══ Information shown ══
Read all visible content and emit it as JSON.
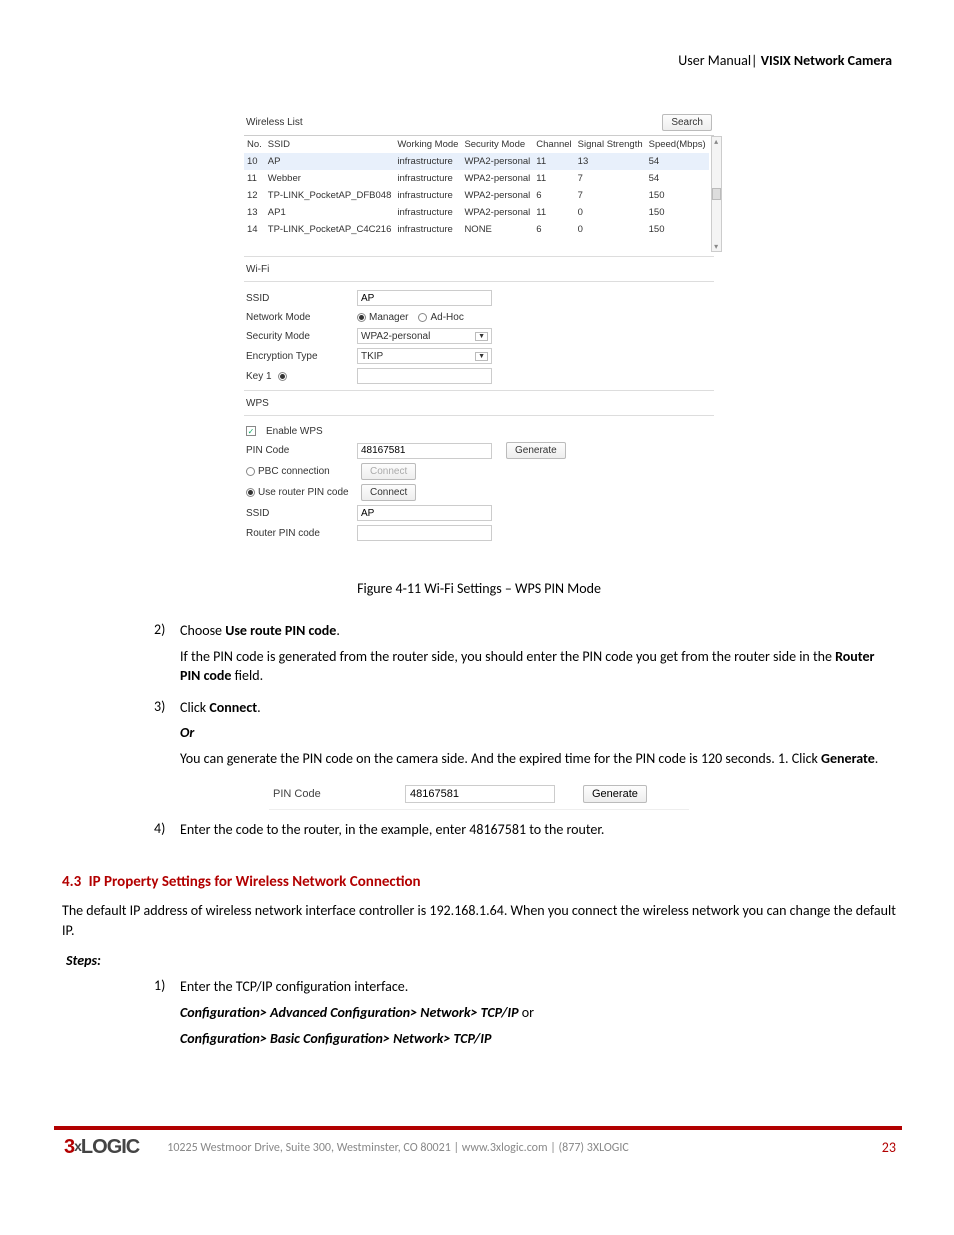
{
  "header": {
    "left": "User Manual|",
    "right": "VISIX Network Camera"
  },
  "panel": {
    "wireless_list_title": "Wireless List",
    "search_btn": "Search",
    "cols": [
      "No.",
      "SSID",
      "Working Mode",
      "Security Mode",
      "Channel",
      "Signal Strength",
      "Speed(Mbps)"
    ],
    "rows": [
      {
        "no": "10",
        "ssid": "AP",
        "wm": "infrastructure",
        "sm": "WPA2-personal",
        "ch": "11",
        "ss": "13",
        "sp": "54",
        "sel": true
      },
      {
        "no": "11",
        "ssid": "Webber",
        "wm": "infrastructure",
        "sm": "WPA2-personal",
        "ch": "11",
        "ss": "7",
        "sp": "54"
      },
      {
        "no": "12",
        "ssid": "TP-LINK_PocketAP_DFB048",
        "wm": "infrastructure",
        "sm": "WPA2-personal",
        "ch": "6",
        "ss": "7",
        "sp": "150"
      },
      {
        "no": "13",
        "ssid": "AP1",
        "wm": "infrastructure",
        "sm": "WPA2-personal",
        "ch": "11",
        "ss": "0",
        "sp": "150"
      },
      {
        "no": "14",
        "ssid": "TP-LINK_PocketAP_C4C216",
        "wm": "infrastructure",
        "sm": "NONE",
        "ch": "6",
        "ss": "0",
        "sp": "150"
      }
    ],
    "wifi": {
      "title": "Wi-Fi",
      "ssid_label": "SSID",
      "ssid_value": "AP",
      "netmode_label": "Network Mode",
      "netmode_manager": "Manager",
      "netmode_adhoc": "Ad-Hoc",
      "secmode_label": "Security Mode",
      "secmode_value": "WPA2-personal",
      "enc_label": "Encryption Type",
      "enc_value": "TKIP",
      "key_label": "Key 1"
    },
    "wps": {
      "title": "WPS",
      "enable": "Enable WPS",
      "pin_label": "PIN Code",
      "pin_value": "48167581",
      "generate": "Generate",
      "pbc_label": "PBC connection",
      "connect1": "Connect",
      "router_pin_label": "Use router PIN code",
      "connect2": "Connect",
      "ssid_label": "SSID",
      "ssid_value": "AP",
      "rpin_label": "Router PIN code"
    }
  },
  "caption": {
    "prefix": "Figure 4-11 ",
    "text": "Wi-Fi Settings – WPS PIN Mode"
  },
  "steps_a": {
    "s2_num": "2)",
    "s2_a": "Choose ",
    "s2_b": "Use route PIN code",
    "s2_c": ".",
    "s2_p": "If the PIN code is generated from the router side, you should enter the PIN code you get from the router side in the ",
    "s2_pb": "Router PIN code",
    "s2_pc": " field.",
    "s3_num": "3)",
    "s3_a": "Click ",
    "s3_b": "Connect",
    "s3_c": ".",
    "or": "Or",
    "s3_p_a": "You can generate the PIN code on the camera side. And the expired time for the PIN code is 120 seconds. 1. Click ",
    "s3_p_b": "Generate",
    "s3_p_c": "."
  },
  "snippet": {
    "label": "PIN Code",
    "value": "48167581",
    "btn": "Generate"
  },
  "s4": {
    "num": "4)",
    "text": "Enter the code to the router, in the example, enter 48167581 to the router."
  },
  "section": {
    "num": "4.3",
    "title": "IP Property Settings for Wireless Network Connection",
    "p": "The default IP address of wireless network interface controller is 192.168.1.64. When you connect the wireless network you can change the default IP.",
    "steps_label": "Steps:",
    "s1_num": "1)",
    "s1": "Enter the TCP/IP configuration interface.",
    "nav1": "Configuration> Advanced Configuration> Network> TCP/IP",
    "nav_or": " or",
    "nav2": "Configuration> Basic Configuration> Network> TCP/IP"
  },
  "footer": {
    "logo_a": "3",
    "logo_x": "x",
    "logo_b": "LOGIC",
    "addr": "10225 Westmoor Drive, Suite 300, Westminster, CO 80021 | www.3xlogic.com | (877) 3XLOGIC",
    "page": "23"
  }
}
═══
Your copy should match the records word for word, with the pictures removed.

> _Problem solution_
Read all visible content and emit it as JSON.
{
  "header": {
    "left": "User Manual|",
    "right": "VISIX Network Camera"
  },
  "panel": {
    "wireless_list_title": "Wireless List",
    "search_btn": "Search",
    "cols": [
      "No.",
      "SSID",
      "Working Mode",
      "Security Mode",
      "Channel",
      "Signal Strength",
      "Speed(Mbps)"
    ],
    "rows": [
      {
        "no": "10",
        "ssid": "AP",
        "wm": "infrastructure",
        "sm": "WPA2-personal",
        "ch": "11",
        "ss": "13",
        "sp": "54",
        "sel": true
      },
      {
        "no": "11",
        "ssid": "Webber",
        "wm": "infrastructure",
        "sm": "WPA2-personal",
        "ch": "11",
        "ss": "7",
        "sp": "54"
      },
      {
        "no": "12",
        "ssid": "TP-LINK_PocketAP_DFB048",
        "wm": "infrastructure",
        "sm": "WPA2-personal",
        "ch": "6",
        "ss": "7",
        "sp": "150"
      },
      {
        "no": "13",
        "ssid": "AP1",
        "wm": "infrastructure",
        "sm": "WPA2-personal",
        "ch": "11",
        "ss": "0",
        "sp": "150"
      },
      {
        "no": "14",
        "ssid": "TP-LINK_PocketAP_C4C216",
        "wm": "infrastructure",
        "sm": "NONE",
        "ch": "6",
        "ss": "0",
        "sp": "150"
      }
    ],
    "wifi": {
      "title": "Wi-Fi",
      "ssid_label": "SSID",
      "ssid_value": "AP",
      "netmode_label": "Network Mode",
      "netmode_manager": "Manager",
      "netmode_adhoc": "Ad-Hoc",
      "secmode_label": "Security Mode",
      "secmode_value": "WPA2-personal",
      "enc_label": "Encryption Type",
      "enc_value": "TKIP",
      "key_label": "Key 1"
    },
    "wps": {
      "title": "WPS",
      "enable": "Enable WPS",
      "pin_label": "PIN Code",
      "pin_value": "48167581",
      "generate": "Generate",
      "pbc_label": "PBC connection",
      "connect1": "Connect",
      "router_pin_label": "Use router PIN code",
      "connect2": "Connect",
      "ssid_label": "SSID",
      "ssid_value": "AP",
      "rpin_label": "Router PIN code"
    }
  },
  "caption": {
    "prefix": "Figure 4-11 ",
    "text": "Wi-Fi Settings – WPS PIN Mode"
  },
  "steps_a": {
    "s2_num": "2)",
    "s2_a": "Choose ",
    "s2_b": "Use route PIN code",
    "s2_c": ".",
    "s2_p": "If the PIN code is generated from the router side, you should enter the PIN code you get from the router side in the ",
    "s2_pb": "Router PIN code",
    "s2_pc": " field.",
    "s3_num": "3)",
    "s3_a": "Click ",
    "s3_b": "Connect",
    "s3_c": ".",
    "or": "Or",
    "s3_p_a": "You can generate the PIN code on the camera side. And the expired time for the PIN code is 120 seconds. 1. Click ",
    "s3_p_b": "Generate",
    "s3_p_c": "."
  },
  "snippet": {
    "label": "PIN Code",
    "value": "48167581",
    "btn": "Generate"
  },
  "s4": {
    "num": "4)",
    "text": "Enter the code to the router, in the example, enter 48167581 to the router."
  },
  "section": {
    "num": "4.3",
    "title": "IP Property Settings for Wireless Network Connection",
    "p": "The default IP address of wireless network interface controller is 192.168.1.64. When you connect the wireless network you can change the default IP.",
    "steps_label": "Steps:",
    "s1_num": "1)",
    "s1": "Enter the TCP/IP configuration interface.",
    "nav1": "Configuration> Advanced Configuration> Network> TCP/IP",
    "nav_or": " or",
    "nav2": "Configuration> Basic Configuration> Network> TCP/IP"
  },
  "footer": {
    "logo_a": "3",
    "logo_x": "x",
    "logo_b": "LOGIC",
    "addr": "10225 Westmoor Drive, Suite 300, Westminster, CO 80021 | www.3xlogic.com | (877) 3XLOGIC",
    "page": "23"
  }
}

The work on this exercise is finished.